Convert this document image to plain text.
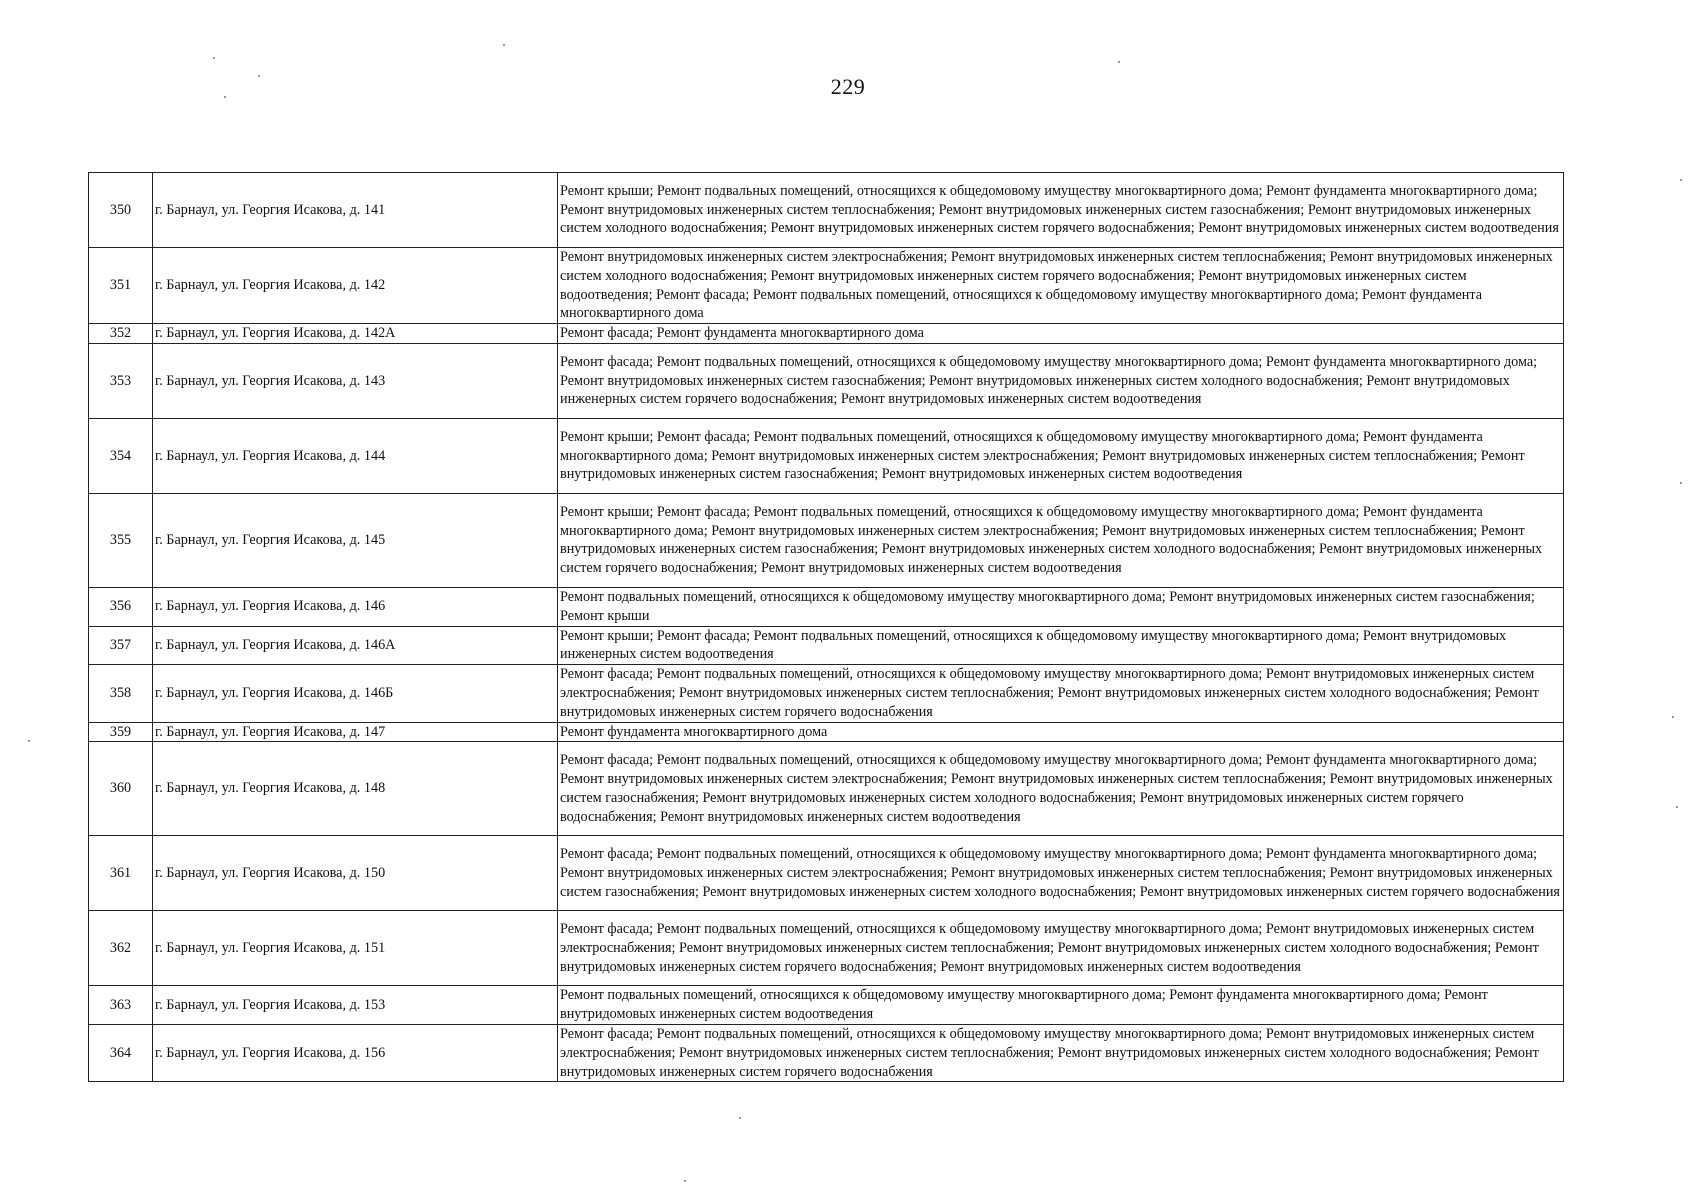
229
350	г. Барнаул, ул. Георгия Исакова, д. 141	Ремонт крыши; Ремонт подвальных помещений, относящихся к общедомовому имуществу многоквартирного дома; Ремонт фундамента многоквартирного дома; Ремонт внутридомовых инженерных систем теплоснабжения; Ремонт внутридомовых инженерных систем газоснабжения; Ремонт внутридомовых инженерных систем холодного водоснабжения; Ремонт внутридомовых инженерных систем горячего водоснабжения; Ремонт внутридомовых инженерных систем водоотведения
351	г. Барнаул, ул. Георгия Исакова, д. 142	Ремонт внутридомовых инженерных систем электроснабжения; Ремонт внутридомовых инженерных систем теплоснабжения; Ремонт внутридомовых инженерных систем холодного водоснабжения; Ремонт внутридомовых инженерных систем горячего водоснабжения; Ремонт внутридомовых инженерных систем водоотведения; Ремонт фасада; Ремонт подвальных помещений, относящихся к общедомовому имуществу многоквартирного дома; Ремонт фундамента многоквартирного дома
352	г. Барнаул, ул. Георгия Исакова, д. 142А	Ремонт фасада; Ремонт фундамента многоквартирного дома
353	г. Барнаул, ул. Георгия Исакова, д. 143	Ремонт фасада; Ремонт подвальных помещений, относящихся к общедомовому имуществу многоквартирного дома; Ремонт фундамента многоквартирного дома; Ремонт внутридомовых инженерных систем газоснабжения; Ремонт внутридомовых инженерных систем холодного водоснабжения; Ремонт внутридомовых инженерных систем горячего водоснабжения; Ремонт внутридомовых инженерных систем водоотведения
354	г. Барнаул, ул. Георгия Исакова, д. 144	Ремонт крыши; Ремонт фасада; Ремонт подвальных помещений, относящихся к общедомовому имуществу многоквартирного дома; Ремонт фундамента многоквартирного дома; Ремонт внутридомовых инженерных систем электроснабжения; Ремонт внутридомовых инженерных систем теплоснабжения; Ремонт внутридомовых инженерных систем газоснабжения; Ремонт внутридомовых инженерных систем водоотведения
355	г. Барнаул, ул. Георгия Исакова, д. 145	Ремонт крыши; Ремонт фасада; Ремонт подвальных помещений, относящихся к общедомовому имуществу многоквартирного дома; Ремонт фундамента многоквартирного дома; Ремонт внутридомовых инженерных систем электроснабжения; Ремонт внутридомовых инженерных систем теплоснабжения; Ремонт внутридомовых инженерных систем газоснабжения; Ремонт внутридомовых инженерных систем холодного водоснабжения; Ремонт внутридомовых инженерных систем горячего водоснабжения; Ремонт внутридомовых инженерных систем водоотведения
356	г. Барнаул, ул. Георгия Исакова, д. 146	Ремонт подвальных помещений, относящихся к общедомовому имуществу многоквартирного дома; Ремонт внутридомовых инженерных систем газоснабжения; Ремонт крыши
357	г. Барнаул, ул. Георгия Исакова, д. 146А	Ремонт крыши; Ремонт фасада; Ремонт подвальных помещений, относящихся к общедомовому имуществу многоквартирного дома; Ремонт внутридомовых инженерных систем водоотведения
358	г. Барнаул, ул. Георгия Исакова, д. 146Б	Ремонт фасада; Ремонт подвальных помещений, относящихся к общедомовому имуществу многоквартирного дома; Ремонт внутридомовых инженерных систем электроснабжения; Ремонт внутридомовых инженерных систем теплоснабжения; Ремонт внутридомовых инженерных систем холодного водоснабжения; Ремонт внутридомовых инженерных систем горячего водоснабжения
359	г. Барнаул, ул. Георгия Исакова, д. 147	Ремонт фундамента многоквартирного дома
360	г. Барнаул, ул. Георгия Исакова, д. 148	Ремонт фасада; Ремонт подвальных помещений, относящихся к общедомовому имуществу многоквартирного дома; Ремонт фундамента многоквартирного дома; Ремонт внутридомовых инженерных систем электроснабжения; Ремонт внутридомовых инженерных систем теплоснабжения; Ремонт внутридомовых инженерных систем газоснабжения; Ремонт внутридомовых инженерных систем холодного водоснабжения; Ремонт внутридомовых инженерных систем горячего водоснабжения; Ремонт внутридомовых инженерных систем водоотведения
361	г. Барнаул, ул. Георгия Исакова, д. 150	Ремонт фасада; Ремонт подвальных помещений, относящихся к общедомовому имуществу многоквартирного дома; Ремонт фундамента многоквартирного дома; Ремонт внутридомовых инженерных систем электроснабжения; Ремонт внутридомовых инженерных систем теплоснабжения; Ремонт внутридомовых инженерных систем газоснабжения; Ремонт внутридомовых инженерных систем холодного водоснабжения; Ремонт внутридомовых инженерных систем горячего водоснабжения
362	г. Барнаул, ул. Георгия Исакова, д. 151	Ремонт фасада; Ремонт подвальных помещений, относящихся к общедомовому имуществу многоквартирного дома; Ремонт внутридомовых инженерных систем электроснабжения; Ремонт внутридомовых инженерных систем теплоснабжения; Ремонт внутридомовых инженерных систем холодного водоснабжения; Ремонт внутридомовых инженерных систем горячего водоснабжения; Ремонт внутридомовых инженерных систем водоотведения
363	г. Барнаул, ул. Георгия Исакова, д. 153	Ремонт подвальных помещений, относящихся к общедомовому имуществу многоквартирного дома; Ремонт фундамента многоквартирного дома; Ремонт внутридомовых инженерных систем водоотведения
364	г. Барнаул, ул. Георгия Исакова, д. 156	Ремонт фасада; Ремонт подвальных помещений, относящихся к общедомовому имуществу многоквартирного дома; Ремонт внутридомовых инженерных систем электроснабжения; Ремонт внутридомовых инженерных систем теплоснабжения; Ремонт внутридомовых инженерных систем холодного водоснабжения; Ремонт внутридомовых инженерных систем горячего водоснабжения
====
What this task involves:
Write out the records above exactly as they stand, leaving out every picture.

Solution to the problem:
Convert this document image to plain text.
229
350	г. Барнаул, ул. Георгия Исакова, д. 141	Ремонт крыши; Ремонт подвальных помещений, относящихся к общедомовому имуществу многоквартирного дома; Ремонт фундамента многоквартирного дома; Ремонт внутридомовых инженерных систем теплоснабжения; Ремонт внутридомовых инженерных систем газоснабжения; Ремонт внутридомовых инженерных систем холодного водоснабжения; Ремонт внутридомовых инженерных систем горячего водоснабжения; Ремонт внутридомовых инженерных систем водоотведения
351	г. Барнаул, ул. Георгия Исакова, д. 142	Ремонт внутридомовых инженерных систем электроснабжения; Ремонт внутридомовых инженерных систем теплоснабжения; Ремонт внутридомовых инженерных систем холодного водоснабжения; Ремонт внутридомовых инженерных систем горячего водоснабжения; Ремонт внутридомовых инженерных систем водоотведения; Ремонт фасада; Ремонт подвальных помещений, относящихся к общедомовому имуществу многоквартирного дома; Ремонт фундамента многоквартирного дома
352	г. Барнаул, ул. Георгия Исакова, д. 142А	Ремонт фасада; Ремонт фундамента многоквартирного дома
353	г. Барнаул, ул. Георгия Исакова, д. 143	Ремонт фасада; Ремонт подвальных помещений, относящихся к общедомовому имуществу многоквартирного дома; Ремонт фундамента многоквартирного дома; Ремонт внутридомовых инженерных систем газоснабжения; Ремонт внутридомовых инженерных систем холодного водоснабжения; Ремонт внутридомовых инженерных систем горячего водоснабжения; Ремонт внутридомовых инженерных систем водоотведения
354	г. Барнаул, ул. Георгия Исакова, д. 144	Ремонт крыши; Ремонт фасада; Ремонт подвальных помещений, относящихся к общедомовому имуществу многоквартирного дома; Ремонт фундамента многоквартирного дома; Ремонт внутридомовых инженерных систем электроснабжения; Ремонт внутридомовых инженерных систем теплоснабжения; Ремонт внутридомовых инженерных систем газоснабжения; Ремонт внутридомовых инженерных систем водоотведения
355	г. Барнаул, ул. Георгия Исакова, д. 145	Ремонт крыши; Ремонт фасада; Ремонт подвальных помещений, относящихся к общедомовому имуществу многоквартирного дома; Ремонт фундамента многоквартирного дома; Ремонт внутридомовых инженерных систем электроснабжения; Ремонт внутридомовых инженерных систем теплоснабжения; Ремонт внутридомовых инженерных систем газоснабжения; Ремонт внутридомовых инженерных систем холодного водоснабжения; Ремонт внутридомовых инженерных систем горячего водоснабжения; Ремонт внутридомовых инженерных систем водоотведения
356	г. Барнаул, ул. Георгия Исакова, д. 146	Ремонт подвальных помещений, относящихся к общедомовому имуществу многоквартирного дома; Ремонт внутридомовых инженерных систем газоснабжения; Ремонт крыши
357	г. Барнаул, ул. Георгия Исакова, д. 146А	Ремонт крыши; Ремонт фасада; Ремонт подвальных помещений, относящихся к общедомовому имуществу многоквартирного дома; Ремонт внутридомовых инженерных систем водоотведения
358	г. Барнаул, ул. Георгия Исакова, д. 146Б	Ремонт фасада; Ремонт подвальных помещений, относящихся к общедомовому имуществу многоквартирного дома; Ремонт внутридомовых инженерных систем электроснабжения; Ремонт внутридомовых инженерных систем теплоснабжения; Ремонт внутридомовых инженерных систем холодного водоснабжения; Ремонт внутридомовых инженерных систем горячего водоснабжения
359	г. Барнаул, ул. Георгия Исакова, д. 147	Ремонт фундамента многоквартирного дома
360	г. Барнаул, ул. Георгия Исакова, д. 148	Ремонт фасада; Ремонт подвальных помещений, относящихся к общедомовому имуществу многоквартирного дома; Ремонт фундамента многоквартирного дома; Ремонт внутридомовых инженерных систем электроснабжения; Ремонт внутридомовых инженерных систем теплоснабжения; Ремонт внутридомовых инженерных систем газоснабжения; Ремонт внутридомовых инженерных систем холодного водоснабжения; Ремонт внутридомовых инженерных систем горячего водоснабжения; Ремонт внутридомовых инженерных систем водоотведения
361	г. Барнаул, ул. Георгия Исакова, д. 150	Ремонт фасада; Ремонт подвальных помещений, относящихся к общедомовому имуществу многоквартирного дома; Ремонт фундамента многоквартирного дома; Ремонт внутридомовых инженерных систем электроснабжения; Ремонт внутридомовых инженерных систем теплоснабжения; Ремонт внутридомовых инженерных систем газоснабжения; Ремонт внутридомовых инженерных систем холодного водоснабжения; Ремонт внутридомовых инженерных систем горячего водоснабжения
362	г. Барнаул, ул. Георгия Исакова, д. 151	Ремонт фасада; Ремонт подвальных помещений, относящихся к общедомовому имуществу многоквартирного дома; Ремонт внутридомовых инженерных систем электроснабжения; Ремонт внутридомовых инженерных систем теплоснабжения; Ремонт внутридомовых инженерных систем холодного водоснабжения; Ремонт внутридомовых инженерных систем горячего водоснабжения; Ремонт внутридомовых инженерных систем водоотведения
363	г. Барнаул, ул. Георгия Исакова, д. 153	Ремонт подвальных помещений, относящихся к общедомовому имуществу многоквартирного дома; Ремонт фундамента многоквартирного дома; Ремонт внутридомовых инженерных систем водоотведения
364	г. Барнаул, ул. Георгия Исакова, д. 156	Ремонт фасада; Ремонт подвальных помещений, относящихся к общедомовому имуществу многоквартирного дома; Ремонт внутридомовых инженерных систем электроснабжения; Ремонт внутридомовых инженерных систем теплоснабжения; Ремонт внутридомовых инженерных систем холодного водоснабжения; Ремонт внутридомовых инженерных систем горячего водоснабжения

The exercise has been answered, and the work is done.